"""

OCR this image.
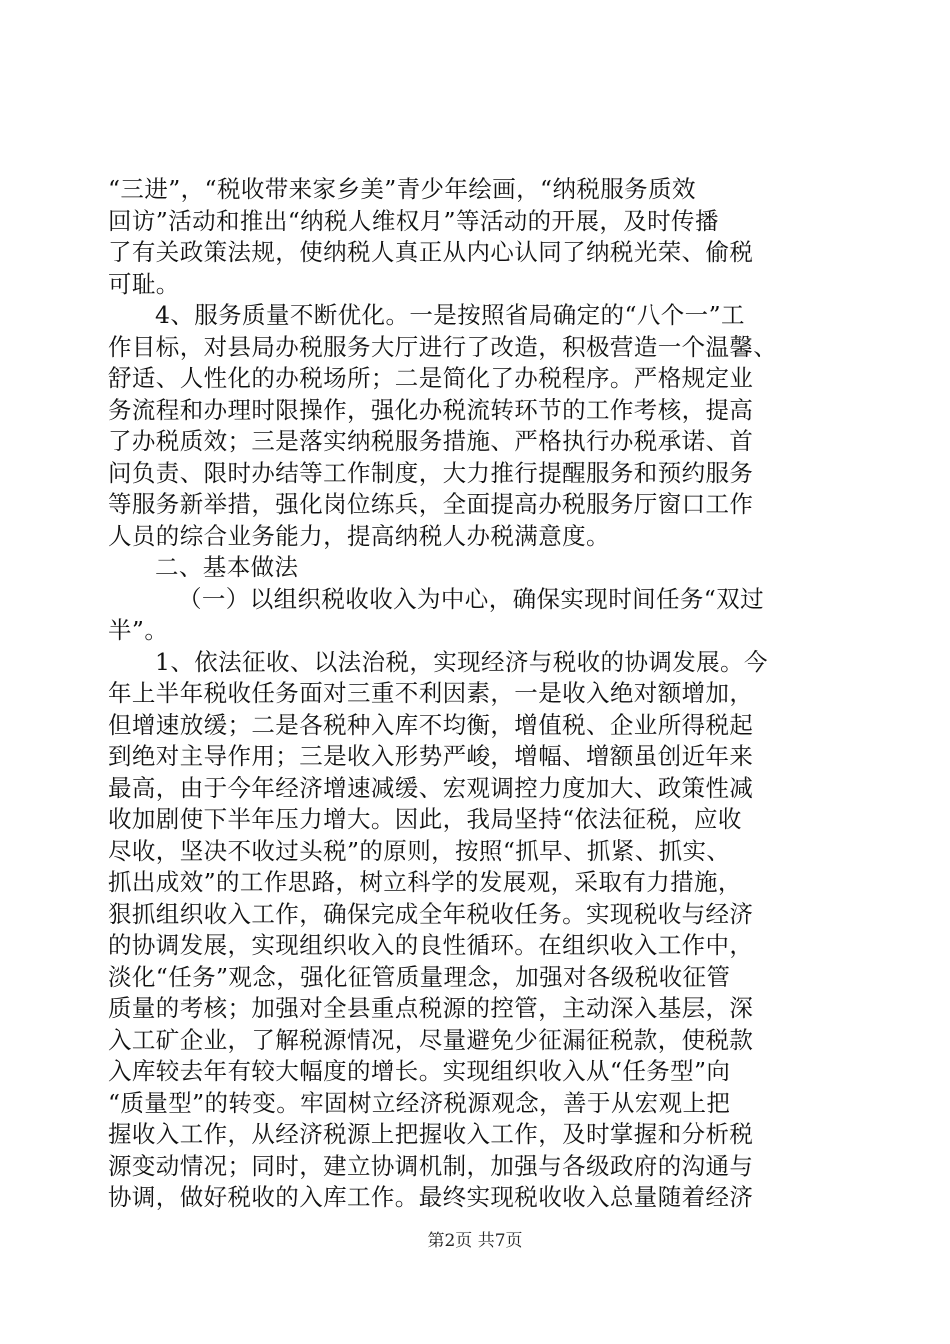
“三进”，“税收带来家乡美”青少年绘画，“纳税服务质效
回访”活动和推出“纳税人维权月”等活动的开展，及时传播
了有关政策法规，使纳税人真正从内心认同了纳税光荣、偷税
可耻。
4、服务质量不断优化。一是按照省局确定的“八个一”工
作目标，对县局办税服务大厅进行了改造，积极营造一个温馨、
舒适、人性化的办税场所；二是简化了办税程序。严格规定业
务流程和办理时限操作，强化办税流转环节的工作考核，提高
了办税质效；三是落实纳税服务措施、严格执行办税承诺、首
问负责、限时办结等工作制度，大力推行提醒服务和预约服务
等服务新举措，强化岗位练兵，全面提高办税服务厅窗口工作
人员的综合业务能力，提高纳税人办税满意度。
二、基本做法
（一）以组织税收收入为中心，确保实现时间任务“双过
半”。
1、依法征收、以法治税，实现经济与税收的协调发展。今
年上半年税收任务面对三重不利因素，一是收入绝对额增加，
但增速放缓；二是各税种入库不均衡，增值税、企业所得税起
到绝对主导作用；三是收入形势严峻，增幅、增额虽创近年来
最高，由于今年经济增速减缓、宏观调控力度加大、政策性减
收加剧使下半年压力增大。因此，我局坚持“依法征税，应收
尽收，坚决不收过头税”的原则，按照“抓早、抓紧、抓实、
抓出成效”的工作思路，树立科学的发展观，采取有力措施，
狠抓组织收入工作，确保完成全年税收任务。实现税收与经济
的协调发展，实现组织收入的良性循环。在组织收入工作中，
淡化“任务”观念，强化征管质量理念，加强对各级税收征管
质量的考核；加强对全县重点税源的控管，主动深入基层，深
入工矿企业，了解税源情况，尽量避免少征漏征税款，使税款
入库较去年有较大幅度的增长。实现组织收入从“任务型”向
“质量型”的转变。牢固树立经济税源观念，善于从宏观上把
握收入工作，从经济税源上把握收入工作，及时掌握和分析税
源变动情况；同时，建立协调机制，加强与各级政府的沟通与
协调，做好税收的入库工作。最终实现税收收入总量随着经济
第2页 共7页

"""

**INSTRUCTIONS TO FOLLOW:**
Copy the records above exactly, leaving out every picture.

**CORRECT RESPONSE:**
OCR this image.
“三进”，“税收带来家乡美”青少年绘画，“纳税服务质效
回访”活动和推出“纳税人维权月”等活动的开展，及时传播
了有关政策法规，使纳税人真正从内心认同了纳税光荣、偷税
可耻。
4、服务质量不断优化。一是按照省局确定的“八个一”工
作目标，对县局办税服务大厅进行了改造，积极营造一个温馨、
舒适、人性化的办税场所；二是简化了办税程序。严格规定业
务流程和办理时限操作，强化办税流转环节的工作考核，提高
了办税质效；三是落实纳税服务措施、严格执行办税承诺、首
问负责、限时办结等工作制度，大力推行提醒服务和预约服务
等服务新举措，强化岗位练兵，全面提高办税服务厅窗口工作
人员的综合业务能力，提高纳税人办税满意度。
二、基本做法
（一）以组织税收收入为中心，确保实现时间任务“双过
半”。
1、依法征收、以法治税，实现经济与税收的协调发展。今
年上半年税收任务面对三重不利因素，一是收入绝对额增加，
但增速放缓；二是各税种入库不均衡，增值税、企业所得税起
到绝对主导作用；三是收入形势严峻，增幅、增额虽创近年来
最高，由于今年经济增速减缓、宏观调控力度加大、政策性减
收加剧使下半年压力增大。因此，我局坚持“依法征税，应收
尽收，坚决不收过头税”的原则，按照“抓早、抓紧、抓实、
抓出成效”的工作思路，树立科学的发展观，采取有力措施，
狠抓组织收入工作，确保完成全年税收任务。实现税收与经济
的协调发展，实现组织收入的良性循环。在组织收入工作中，
淡化“任务”观念，强化征管质量理念，加强对各级税收征管
质量的考核；加强对全县重点税源的控管，主动深入基层，深
入工矿企业，了解税源情况，尽量避免少征漏征税款，使税款
入库较去年有较大幅度的增长。实现组织收入从“任务型”向
“质量型”的转变。牢固树立经济税源观念，善于从宏观上把
握收入工作，从经济税源上把握收入工作，及时掌握和分析税
源变动情况；同时，建立协调机制，加强与各级政府的沟通与
协调，做好税收的入库工作。最终实现税收收入总量随着经济
第2页 共7页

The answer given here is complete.